───── Verilen Metin

Thomas Nagel - Her Şey Ne Anlama Geliyor.? (Çeviren: Hakan Gündoğdu)

 

Arka Kapak: 

*

Belli başlı ilgi alanları siyaset felsefesi, ahlak felsefesi, hukuk, bilgi felsefesi ve zihin felsefesi olan Thomas Nagel’in (d. 1937) elinizdeki bu kitabı özgün olarak ilk defa Oxford Üniversitesi Yayınları tarafından yayımlanmış ve yirmi dile çevrilmiştir.
*
Her şeyden önce, kitap Sokrates’in “sorgulanmamış bir yaşam” dediği şeye karşı dikkate değer bir meydan okuma içeriyor ve felsefi sorgulamanın temel soruları üzerinde duruyor: Gerçekten hür iradeye sahip miyiz.? Niçin ahlaklı olmalıyız.? Nasıl adil olabiliriz.? Zihnimiz ile beynimiz arasındaki ilişki nedir.? Ölüm nedir.? Yaşamlarımızın bir önemi var mıdır.?

──────────
───── Verilen Liste

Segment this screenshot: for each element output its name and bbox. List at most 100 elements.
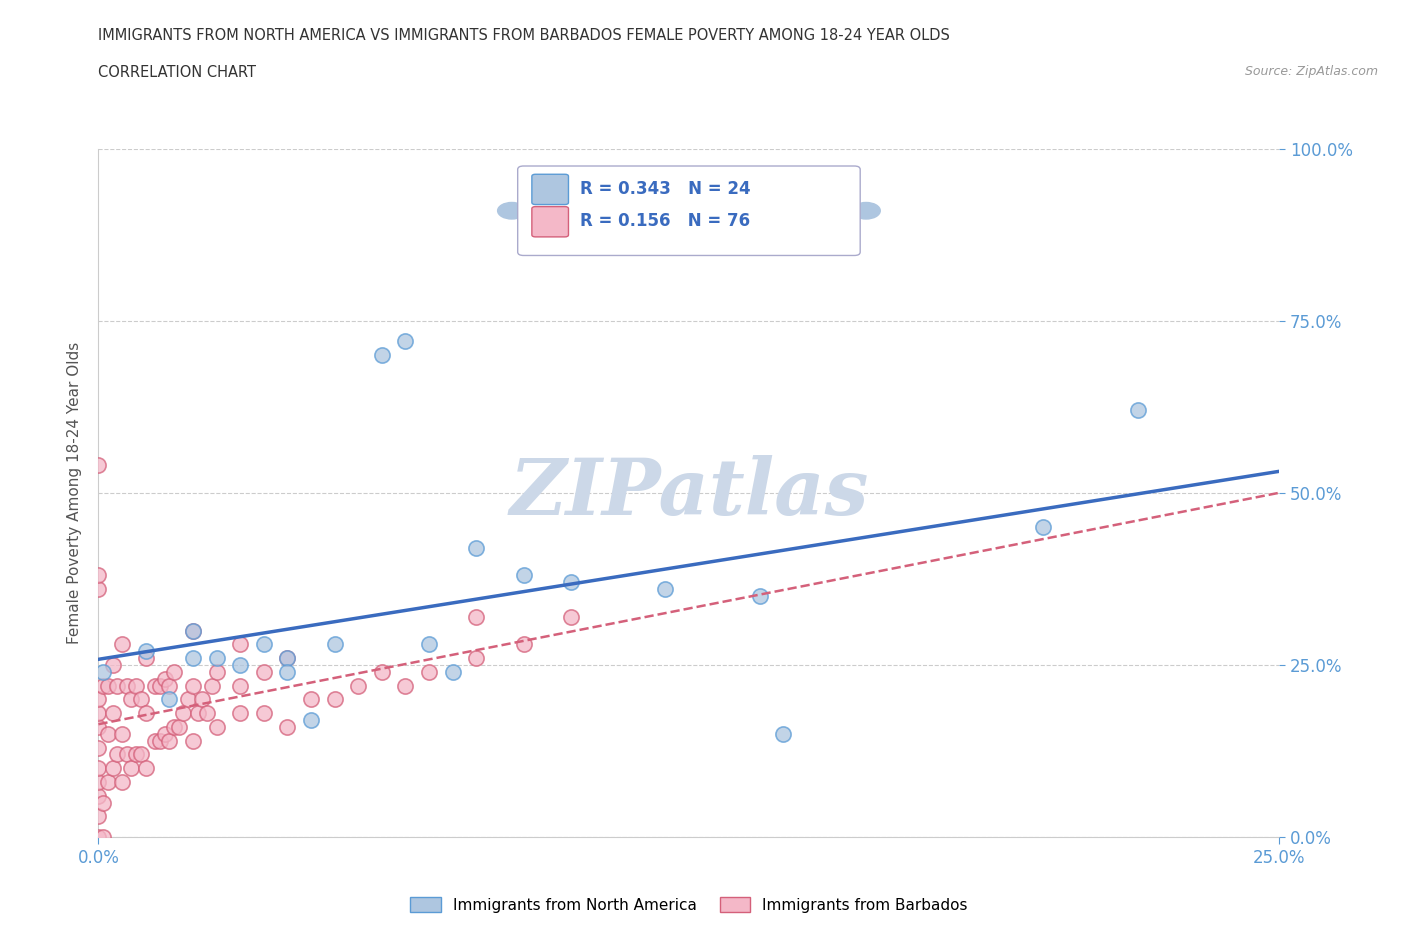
Point <box>441 664 464 679</box>
Point <box>105 678 128 693</box>
Point <box>87 809 110 824</box>
Text: IMMIGRANTS FROM NORTH AMERICA VS IMMIGRANTS FROM BARBADOS FEMALE POVERTY AMONG 1: IMMIGRANTS FROM NORTH AMERICA VS IMMIGRA… <box>98 28 950 43</box>
FancyBboxPatch shape <box>517 166 860 256</box>
Point <box>371 348 394 363</box>
Point <box>149 733 172 748</box>
Point <box>125 747 148 762</box>
Point <box>157 733 180 748</box>
Point <box>87 761 110 776</box>
Point <box>135 706 157 721</box>
Point <box>135 761 157 776</box>
Point <box>181 678 204 693</box>
Point <box>157 678 180 693</box>
Point <box>105 747 128 762</box>
Point <box>560 575 582 590</box>
Point <box>121 692 143 707</box>
Point <box>87 775 110 790</box>
Point <box>229 637 252 652</box>
Point <box>87 740 110 755</box>
Point <box>153 671 176 686</box>
Point <box>181 651 204 666</box>
Point <box>87 789 110 804</box>
Point <box>418 637 440 652</box>
Point <box>205 664 228 679</box>
Point <box>129 692 152 707</box>
Point <box>111 775 134 790</box>
Point <box>253 706 276 721</box>
Point <box>167 720 190 735</box>
Point <box>135 644 157 658</box>
Point <box>97 726 120 741</box>
Point <box>654 582 676 597</box>
Y-axis label: Female Poverty Among 18-24 Year Olds: Female Poverty Among 18-24 Year Olds <box>67 342 83 644</box>
Point <box>97 678 120 693</box>
Point <box>205 651 228 666</box>
Point <box>143 678 166 693</box>
Point <box>91 664 114 679</box>
Point <box>157 692 180 707</box>
Point <box>560 609 582 624</box>
Point <box>276 651 298 666</box>
Point <box>465 651 488 666</box>
Point <box>181 623 204 638</box>
Text: R = 0.343   N = 24: R = 0.343 N = 24 <box>581 179 751 198</box>
Point <box>191 692 214 707</box>
FancyBboxPatch shape <box>531 174 568 205</box>
Point <box>87 720 110 735</box>
Point <box>143 733 166 748</box>
Point <box>276 664 298 679</box>
Text: R = 0.156   N = 76: R = 0.156 N = 76 <box>581 212 751 230</box>
Point <box>323 637 346 652</box>
Point <box>187 706 209 721</box>
Point <box>229 658 252 672</box>
FancyBboxPatch shape <box>531 206 568 237</box>
Point <box>101 761 124 776</box>
Point <box>163 664 186 679</box>
Point <box>125 678 148 693</box>
Point <box>135 651 157 666</box>
Point <box>181 733 204 748</box>
Point <box>772 726 794 741</box>
Point <box>1126 403 1149 418</box>
Point <box>253 637 276 652</box>
Point <box>111 637 134 652</box>
Point <box>299 712 322 727</box>
Text: CORRELATION CHART: CORRELATION CHART <box>98 65 256 80</box>
Point <box>394 678 416 693</box>
Point <box>101 658 124 672</box>
Point <box>115 747 138 762</box>
Point <box>748 589 770 604</box>
Point <box>1032 520 1054 535</box>
Point <box>121 761 143 776</box>
Legend: Immigrants from North America, Immigrants from Barbados: Immigrants from North America, Immigrant… <box>404 891 974 919</box>
Point <box>276 651 298 666</box>
Point <box>129 747 152 762</box>
Point <box>97 775 120 790</box>
Point <box>512 568 534 583</box>
Point <box>465 540 488 555</box>
Circle shape <box>852 203 880 219</box>
Point <box>111 726 134 741</box>
Point <box>418 664 440 679</box>
Point <box>87 706 110 721</box>
Point <box>229 706 252 721</box>
Point <box>87 830 110 844</box>
Point <box>371 664 394 679</box>
Point <box>91 830 114 844</box>
Point <box>253 664 276 679</box>
Point <box>512 637 534 652</box>
Point <box>465 609 488 624</box>
Point <box>172 706 194 721</box>
Point <box>181 623 204 638</box>
Point <box>87 458 110 472</box>
Text: Source: ZipAtlas.com: Source: ZipAtlas.com <box>1244 65 1378 78</box>
Point <box>229 678 252 693</box>
Point <box>201 678 224 693</box>
Circle shape <box>498 203 526 219</box>
Point <box>153 726 176 741</box>
Point <box>205 720 228 735</box>
Point <box>195 706 218 721</box>
Point <box>177 692 200 707</box>
Point <box>101 706 124 721</box>
Point <box>91 795 114 810</box>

──────────

Yapılacak İşler.
a – Arka kapak metnine göre kitap özgün olarak ilk defa hangi yayınevi tarafından yayımlanmıştır?
b – Arka kapak metnindeki "Her şeyden önce, kitap Sokrates'in" diye başlayan paragrafı, ana bilgilerini koruyarak daha kısa biçimde yeniden yazın.
c – Aşağıdaki ifadelerin arka kapak metniyle uyuşup uyuşmadığını belirtin; her biri için evet ya da hayır deyin ve metinden belirleyici sözcükleri aynen alıntılayın.
(i) Thomas Nagel 1937 yılında doğmuştur.
(ii) Kitap on dile çevrilmiştir.
(iii) Hukuk, Thomas Nagel'in belli başlı ilgi alanlarından biridir.

Yanıtlar.
a – Oxford Üniversitesi Yayınları tarafından.

b – Kitap, Sokrates'in "sorgulanmamış bir yaşam" dediği şeye meydan okur ve felsefi sorgulamanın temel sorularını ele alır: hür iradeye gerçekten sahip olup olmadığımız, niçin ahlaklı olmamız gerektiği, nasıl adil olabileceğimiz, zihin ile beyin arasındaki ilişki, ölümün ne olduğu ve yaşamlarımızın bir önemi olup olmadığı.

c –
(i) Evet: "(d. 1937)"
(ii) Hayır: "yirmi dile çevrilmiştir"
(iii) Evet: "siyaset felsefesi, ahlak felsefesi, hukuk"